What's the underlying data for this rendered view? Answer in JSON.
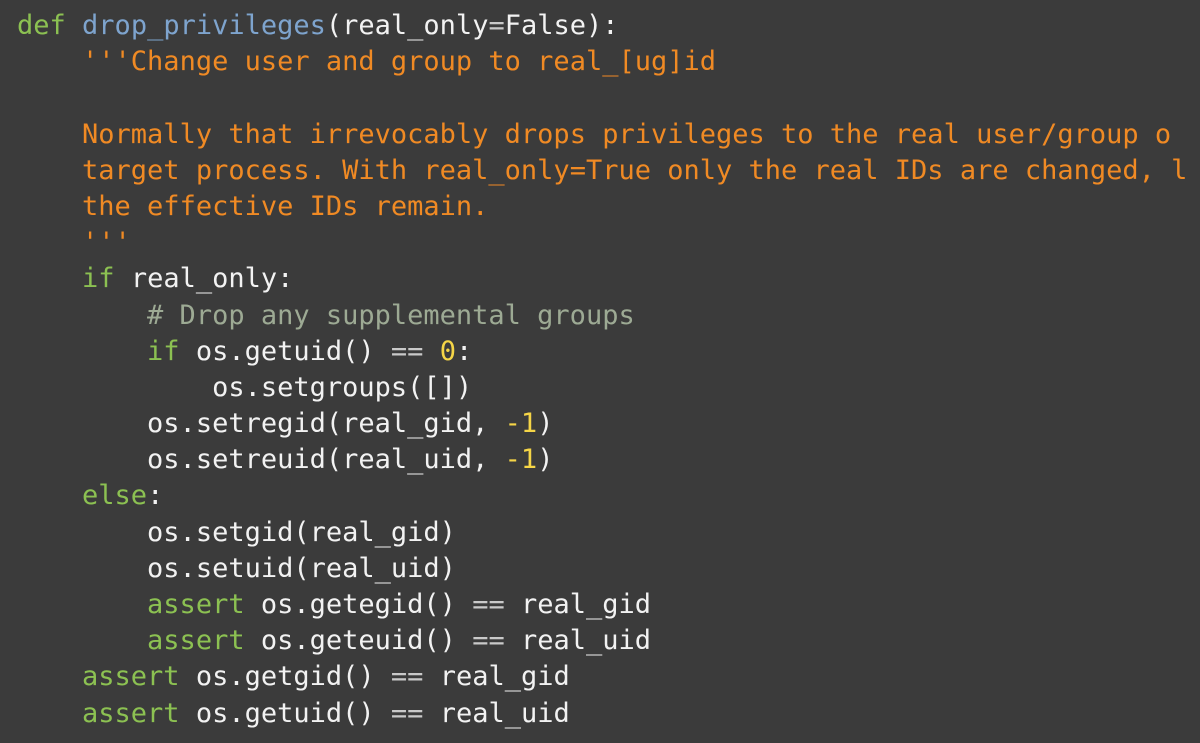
{
  "editor": {
    "background": "#3b3b3b",
    "colors": {
      "keyword": "#8cc152",
      "funcname": "#7ea4ce",
      "string": "#f08a24",
      "comment": "#9daa94",
      "number": "#f5d547",
      "op": "#c9c9c9",
      "name": "#f2f2f2"
    },
    "lines": [
      {
        "tokens": [
          {
            "t": "keyword",
            "v": "def"
          },
          {
            "t": "plain",
            "v": " "
          },
          {
            "t": "funcname",
            "v": "drop_privileges"
          },
          {
            "t": "name",
            "v": "(real_only"
          },
          {
            "t": "op",
            "v": "="
          },
          {
            "t": "name",
            "v": "False):"
          }
        ]
      },
      {
        "tokens": [
          {
            "t": "plain",
            "v": "    "
          },
          {
            "t": "string",
            "v": "'''Change user and group to real_[ug]id"
          }
        ]
      },
      {
        "tokens": []
      },
      {
        "tokens": [
          {
            "t": "plain",
            "v": "    "
          },
          {
            "t": "string",
            "v": "Normally that irrevocably drops privileges to the real user/group o"
          }
        ]
      },
      {
        "tokens": [
          {
            "t": "plain",
            "v": "    "
          },
          {
            "t": "string",
            "v": "target process. With real_only=True only the real IDs are changed, l"
          }
        ]
      },
      {
        "tokens": [
          {
            "t": "plain",
            "v": "    "
          },
          {
            "t": "string",
            "v": "the effective IDs remain."
          }
        ]
      },
      {
        "tokens": [
          {
            "t": "plain",
            "v": "    "
          },
          {
            "t": "string",
            "v": "'''"
          }
        ]
      },
      {
        "tokens": [
          {
            "t": "plain",
            "v": "    "
          },
          {
            "t": "keyword",
            "v": "if"
          },
          {
            "t": "plain",
            "v": " "
          },
          {
            "t": "name",
            "v": "real_only:"
          }
        ]
      },
      {
        "tokens": [
          {
            "t": "plain",
            "v": "        "
          },
          {
            "t": "comment",
            "v": "# Drop any supplemental groups"
          }
        ]
      },
      {
        "tokens": [
          {
            "t": "plain",
            "v": "        "
          },
          {
            "t": "keyword",
            "v": "if"
          },
          {
            "t": "plain",
            "v": " "
          },
          {
            "t": "name",
            "v": "os.getuid()"
          },
          {
            "t": "plain",
            "v": " "
          },
          {
            "t": "op",
            "v": "=="
          },
          {
            "t": "plain",
            "v": " "
          },
          {
            "t": "number",
            "v": "0"
          },
          {
            "t": "name",
            "v": ":"
          }
        ]
      },
      {
        "tokens": [
          {
            "t": "plain",
            "v": "            "
          },
          {
            "t": "name",
            "v": "os.setgroups([])"
          }
        ]
      },
      {
        "tokens": [
          {
            "t": "plain",
            "v": "        "
          },
          {
            "t": "name",
            "v": "os.setregid(real_gid, "
          },
          {
            "t": "number",
            "v": "-1"
          },
          {
            "t": "name",
            "v": ")"
          }
        ]
      },
      {
        "tokens": [
          {
            "t": "plain",
            "v": "        "
          },
          {
            "t": "name",
            "v": "os.setreuid(real_uid, "
          },
          {
            "t": "number",
            "v": "-1"
          },
          {
            "t": "name",
            "v": ")"
          }
        ]
      },
      {
        "tokens": [
          {
            "t": "plain",
            "v": "    "
          },
          {
            "t": "keyword",
            "v": "else"
          },
          {
            "t": "name",
            "v": ":"
          }
        ]
      },
      {
        "tokens": [
          {
            "t": "plain",
            "v": "        "
          },
          {
            "t": "name",
            "v": "os.setgid(real_gid)"
          }
        ]
      },
      {
        "tokens": [
          {
            "t": "plain",
            "v": "        "
          },
          {
            "t": "name",
            "v": "os.setuid(real_uid)"
          }
        ]
      },
      {
        "tokens": [
          {
            "t": "plain",
            "v": "        "
          },
          {
            "t": "keyword",
            "v": "assert"
          },
          {
            "t": "plain",
            "v": " "
          },
          {
            "t": "name",
            "v": "os.getegid()"
          },
          {
            "t": "plain",
            "v": " "
          },
          {
            "t": "op",
            "v": "=="
          },
          {
            "t": "plain",
            "v": " "
          },
          {
            "t": "name",
            "v": "real_gid"
          }
        ]
      },
      {
        "tokens": [
          {
            "t": "plain",
            "v": "        "
          },
          {
            "t": "keyword",
            "v": "assert"
          },
          {
            "t": "plain",
            "v": " "
          },
          {
            "t": "name",
            "v": "os.geteuid()"
          },
          {
            "t": "plain",
            "v": " "
          },
          {
            "t": "op",
            "v": "=="
          },
          {
            "t": "plain",
            "v": " "
          },
          {
            "t": "name",
            "v": "real_uid"
          }
        ]
      },
      {
        "tokens": [
          {
            "t": "plain",
            "v": "    "
          },
          {
            "t": "keyword",
            "v": "assert"
          },
          {
            "t": "plain",
            "v": " "
          },
          {
            "t": "name",
            "v": "os.getgid()"
          },
          {
            "t": "plain",
            "v": " "
          },
          {
            "t": "op",
            "v": "=="
          },
          {
            "t": "plain",
            "v": " "
          },
          {
            "t": "name",
            "v": "real_gid"
          }
        ]
      },
      {
        "tokens": [
          {
            "t": "plain",
            "v": "    "
          },
          {
            "t": "keyword",
            "v": "assert"
          },
          {
            "t": "plain",
            "v": " "
          },
          {
            "t": "name",
            "v": "os.getuid()"
          },
          {
            "t": "plain",
            "v": " "
          },
          {
            "t": "op",
            "v": "=="
          },
          {
            "t": "plain",
            "v": " "
          },
          {
            "t": "name",
            "v": "real_uid"
          }
        ]
      }
    ]
  }
}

+++

AIM OF THE TASK » Reproduce the material above in full and without alteration, but skip all pictures.

TASK SOLUTION »
What's the underlying data for this rendered view? Answer in JSON.
{
  "editor": {
    "background": "#3b3b3b",
    "colors": {
      "keyword": "#8cc152",
      "funcname": "#7ea4ce",
      "string": "#f08a24",
      "comment": "#9daa94",
      "number": "#f5d547",
      "op": "#c9c9c9",
      "name": "#f2f2f2"
    },
    "lines": [
      {
        "tokens": [
          {
            "t": "keyword",
            "v": "def"
          },
          {
            "t": "plain",
            "v": " "
          },
          {
            "t": "funcname",
            "v": "drop_privileges"
          },
          {
            "t": "name",
            "v": "(real_only"
          },
          {
            "t": "op",
            "v": "="
          },
          {
            "t": "name",
            "v": "False):"
          }
        ]
      },
      {
        "tokens": [
          {
            "t": "plain",
            "v": "    "
          },
          {
            "t": "string",
            "v": "'''Change user and group to real_[ug]id"
          }
        ]
      },
      {
        "tokens": []
      },
      {
        "tokens": [
          {
            "t": "plain",
            "v": "    "
          },
          {
            "t": "string",
            "v": "Normally that irrevocably drops privileges to the real user/group o"
          }
        ]
      },
      {
        "tokens": [
          {
            "t": "plain",
            "v": "    "
          },
          {
            "t": "string",
            "v": "target process. With real_only=True only the real IDs are changed, l"
          }
        ]
      },
      {
        "tokens": [
          {
            "t": "plain",
            "v": "    "
          },
          {
            "t": "string",
            "v": "the effective IDs remain."
          }
        ]
      },
      {
        "tokens": [
          {
            "t": "plain",
            "v": "    "
          },
          {
            "t": "string",
            "v": "'''"
          }
        ]
      },
      {
        "tokens": [
          {
            "t": "plain",
            "v": "    "
          },
          {
            "t": "keyword",
            "v": "if"
          },
          {
            "t": "plain",
            "v": " "
          },
          {
            "t": "name",
            "v": "real_only:"
          }
        ]
      },
      {
        "tokens": [
          {
            "t": "plain",
            "v": "        "
          },
          {
            "t": "comment",
            "v": "# Drop any supplemental groups"
          }
        ]
      },
      {
        "tokens": [
          {
            "t": "plain",
            "v": "        "
          },
          {
            "t": "keyword",
            "v": "if"
          },
          {
            "t": "plain",
            "v": " "
          },
          {
            "t": "name",
            "v": "os.getuid()"
          },
          {
            "t": "plain",
            "v": " "
          },
          {
            "t": "op",
            "v": "=="
          },
          {
            "t": "plain",
            "v": " "
          },
          {
            "t": "number",
            "v": "0"
          },
          {
            "t": "name",
            "v": ":"
          }
        ]
      },
      {
        "tokens": [
          {
            "t": "plain",
            "v": "            "
          },
          {
            "t": "name",
            "v": "os.setgroups([])"
          }
        ]
      },
      {
        "tokens": [
          {
            "t": "plain",
            "v": "        "
          },
          {
            "t": "name",
            "v": "os.setregid(real_gid, "
          },
          {
            "t": "number",
            "v": "-1"
          },
          {
            "t": "name",
            "v": ")"
          }
        ]
      },
      {
        "tokens": [
          {
            "t": "plain",
            "v": "        "
          },
          {
            "t": "name",
            "v": "os.setreuid(real_uid, "
          },
          {
            "t": "number",
            "v": "-1"
          },
          {
            "t": "name",
            "v": ")"
          }
        ]
      },
      {
        "tokens": [
          {
            "t": "plain",
            "v": "    "
          },
          {
            "t": "keyword",
            "v": "else"
          },
          {
            "t": "name",
            "v": ":"
          }
        ]
      },
      {
        "tokens": [
          {
            "t": "plain",
            "v": "        "
          },
          {
            "t": "name",
            "v": "os.setgid(real_gid)"
          }
        ]
      },
      {
        "tokens": [
          {
            "t": "plain",
            "v": "        "
          },
          {
            "t": "name",
            "v": "os.setuid(real_uid)"
          }
        ]
      },
      {
        "tokens": [
          {
            "t": "plain",
            "v": "        "
          },
          {
            "t": "keyword",
            "v": "assert"
          },
          {
            "t": "plain",
            "v": " "
          },
          {
            "t": "name",
            "v": "os.getegid()"
          },
          {
            "t": "plain",
            "v": " "
          },
          {
            "t": "op",
            "v": "=="
          },
          {
            "t": "plain",
            "v": " "
          },
          {
            "t": "name",
            "v": "real_gid"
          }
        ]
      },
      {
        "tokens": [
          {
            "t": "plain",
            "v": "        "
          },
          {
            "t": "keyword",
            "v": "assert"
          },
          {
            "t": "plain",
            "v": " "
          },
          {
            "t": "name",
            "v": "os.geteuid()"
          },
          {
            "t": "plain",
            "v": " "
          },
          {
            "t": "op",
            "v": "=="
          },
          {
            "t": "plain",
            "v": " "
          },
          {
            "t": "name",
            "v": "real_uid"
          }
        ]
      },
      {
        "tokens": [
          {
            "t": "plain",
            "v": "    "
          },
          {
            "t": "keyword",
            "v": "assert"
          },
          {
            "t": "plain",
            "v": " "
          },
          {
            "t": "name",
            "v": "os.getgid()"
          },
          {
            "t": "plain",
            "v": " "
          },
          {
            "t": "op",
            "v": "=="
          },
          {
            "t": "plain",
            "v": " "
          },
          {
            "t": "name",
            "v": "real_gid"
          }
        ]
      },
      {
        "tokens": [
          {
            "t": "plain",
            "v": "    "
          },
          {
            "t": "keyword",
            "v": "assert"
          },
          {
            "t": "plain",
            "v": " "
          },
          {
            "t": "name",
            "v": "os.getuid()"
          },
          {
            "t": "plain",
            "v": " "
          },
          {
            "t": "op",
            "v": "=="
          },
          {
            "t": "plain",
            "v": " "
          },
          {
            "t": "name",
            "v": "real_uid"
          }
        ]
      }
    ]
  }
}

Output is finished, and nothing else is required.